Objective: Your task is to copy the material exactly.

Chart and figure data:
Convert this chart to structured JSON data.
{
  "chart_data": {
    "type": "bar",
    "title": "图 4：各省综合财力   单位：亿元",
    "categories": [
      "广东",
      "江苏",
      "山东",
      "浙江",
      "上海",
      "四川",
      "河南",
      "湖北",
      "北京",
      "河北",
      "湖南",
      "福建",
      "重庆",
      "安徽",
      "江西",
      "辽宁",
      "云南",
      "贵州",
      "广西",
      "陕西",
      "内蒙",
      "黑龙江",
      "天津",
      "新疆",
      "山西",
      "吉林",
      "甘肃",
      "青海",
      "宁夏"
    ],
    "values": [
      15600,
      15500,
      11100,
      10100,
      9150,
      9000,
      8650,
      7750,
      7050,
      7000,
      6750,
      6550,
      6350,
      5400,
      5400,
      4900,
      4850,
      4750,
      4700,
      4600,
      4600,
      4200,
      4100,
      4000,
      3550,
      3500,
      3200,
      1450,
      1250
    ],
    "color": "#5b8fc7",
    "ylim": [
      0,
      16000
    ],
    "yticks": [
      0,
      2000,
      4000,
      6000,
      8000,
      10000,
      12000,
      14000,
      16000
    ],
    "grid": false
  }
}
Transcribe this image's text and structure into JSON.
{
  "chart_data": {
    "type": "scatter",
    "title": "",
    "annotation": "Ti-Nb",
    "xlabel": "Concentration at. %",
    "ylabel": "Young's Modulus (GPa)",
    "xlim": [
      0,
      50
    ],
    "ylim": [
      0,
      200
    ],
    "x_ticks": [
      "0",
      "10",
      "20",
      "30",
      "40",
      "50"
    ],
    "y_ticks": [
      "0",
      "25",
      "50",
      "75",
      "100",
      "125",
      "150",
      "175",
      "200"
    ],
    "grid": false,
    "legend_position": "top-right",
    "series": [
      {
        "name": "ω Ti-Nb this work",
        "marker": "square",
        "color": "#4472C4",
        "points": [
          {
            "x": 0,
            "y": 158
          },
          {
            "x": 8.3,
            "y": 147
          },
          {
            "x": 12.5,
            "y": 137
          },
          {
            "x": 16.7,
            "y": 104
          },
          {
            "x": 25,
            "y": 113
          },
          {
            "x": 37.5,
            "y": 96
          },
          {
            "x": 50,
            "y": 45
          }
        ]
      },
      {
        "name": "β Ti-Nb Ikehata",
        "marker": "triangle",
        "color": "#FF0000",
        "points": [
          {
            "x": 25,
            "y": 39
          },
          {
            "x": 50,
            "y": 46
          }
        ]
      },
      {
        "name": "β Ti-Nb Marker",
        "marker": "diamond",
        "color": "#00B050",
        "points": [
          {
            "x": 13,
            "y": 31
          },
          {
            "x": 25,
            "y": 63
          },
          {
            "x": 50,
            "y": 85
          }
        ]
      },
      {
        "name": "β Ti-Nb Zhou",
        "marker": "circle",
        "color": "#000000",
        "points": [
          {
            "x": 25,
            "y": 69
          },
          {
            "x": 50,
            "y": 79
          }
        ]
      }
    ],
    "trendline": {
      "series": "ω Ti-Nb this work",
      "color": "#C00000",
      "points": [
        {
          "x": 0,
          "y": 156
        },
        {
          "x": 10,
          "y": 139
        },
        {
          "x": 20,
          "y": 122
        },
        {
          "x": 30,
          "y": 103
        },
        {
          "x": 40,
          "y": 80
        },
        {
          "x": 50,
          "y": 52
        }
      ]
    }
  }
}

Result for this exercise:
Convert this chart to structured JSON data.
{
  "chart_data": {
    "type": "bar",
    "title": "图 4：各省综合财力   单位：亿元",
    "categories": [
      "广东",
      "江苏",
      "山东",
      "浙江",
      "上海",
      "四川",
      "河南",
      "湖北",
      "北京",
      "河北",
      "湖南",
      "福建",
      "重庆",
      "安徽",
      "江西",
      "辽宁",
      "云南",
      "贵州",
      "广西",
      "陕西",
      "内蒙",
      "黑龙江",
      "天津",
      "新疆",
      "山西",
      "吉林",
      "甘肃",
      "青海",
      "宁夏"
    ],
    "values": [
      15600,
      15500,
      11100,
      10100,
      9150,
      9000,
      8650,
      7750,
      7050,
      7000,
      6750,
      6550,
      6350,
      5400,
      5400,
      4900,
      4850,
      4750,
      4700,
      4600,
      4600,
      4200,
      4100,
      4000,
      3550,
      3500,
      3200,
      1450,
      1250
    ],
    "color": "#5b8fc7",
    "ylim": [
      0,
      16000
    ],
    "yticks": [
      0,
      2000,
      4000,
      6000,
      8000,
      10000,
      12000,
      14000,
      16000
    ],
    "grid": false
  }
}
Transcribe this image's text and structure into JSON.
{
  "chart_data": {
    "type": "scatter",
    "title": "",
    "annotation": "Ti-Nb",
    "xlabel": "Concentration at. %",
    "ylabel": "Young's Modulus (GPa)",
    "xlim": [
      0,
      50
    ],
    "ylim": [
      0,
      200
    ],
    "x_ticks": [
      "0",
      "10",
      "20",
      "30",
      "40",
      "50"
    ],
    "y_ticks": [
      "0",
      "25",
      "50",
      "75",
      "100",
      "125",
      "150",
      "175",
      "200"
    ],
    "grid": false,
    "legend_position": "top-right",
    "series": [
      {
        "name": "ω Ti-Nb this work",
        "marker": "square",
        "color": "#4472C4",
        "points": [
          {
            "x": 0,
            "y": 158
          },
          {
            "x": 8.3,
            "y": 147
          },
          {
            "x": 12.5,
            "y": 137
          },
          {
            "x": 16.7,
            "y": 104
          },
          {
            "x": 25,
            "y": 113
          },
          {
            "x": 37.5,
            "y": 96
          },
          {
            "x": 50,
            "y": 45
          }
        ]
      },
      {
        "name": "β Ti-Nb Ikehata",
        "marker": "triangle",
        "color": "#FF0000",
        "points": [
          {
            "x": 25,
            "y": 39
          },
          {
            "x": 50,
            "y": 46
          }
        ]
      },
      {
        "name": "β Ti-Nb Marker",
        "marker": "diamond",
        "color": "#00B050",
        "points": [
          {
            "x": 13,
            "y": 31
          },
          {
            "x": 25,
            "y": 63
          },
          {
            "x": 50,
            "y": 85
          }
        ]
      },
      {
        "name": "β Ti-Nb Zhou",
        "marker": "circle",
        "color": "#000000",
        "points": [
          {
            "x": 25,
            "y": 69
          },
          {
            "x": 50,
            "y": 79
          }
        ]
      }
    ],
    "trendline": {
      "series": "ω Ti-Nb this work",
      "color": "#C00000",
      "points": [
        {
          "x": 0,
          "y": 156
        },
        {
          "x": 10,
          "y": 139
        },
        {
          "x": 20,
          "y": 122
        },
        {
          "x": 30,
          "y": 103
        },
        {
          "x": 40,
          "y": 80
        },
        {
          "x": 50,
          "y": 52
        }
      ]
    }
  }
}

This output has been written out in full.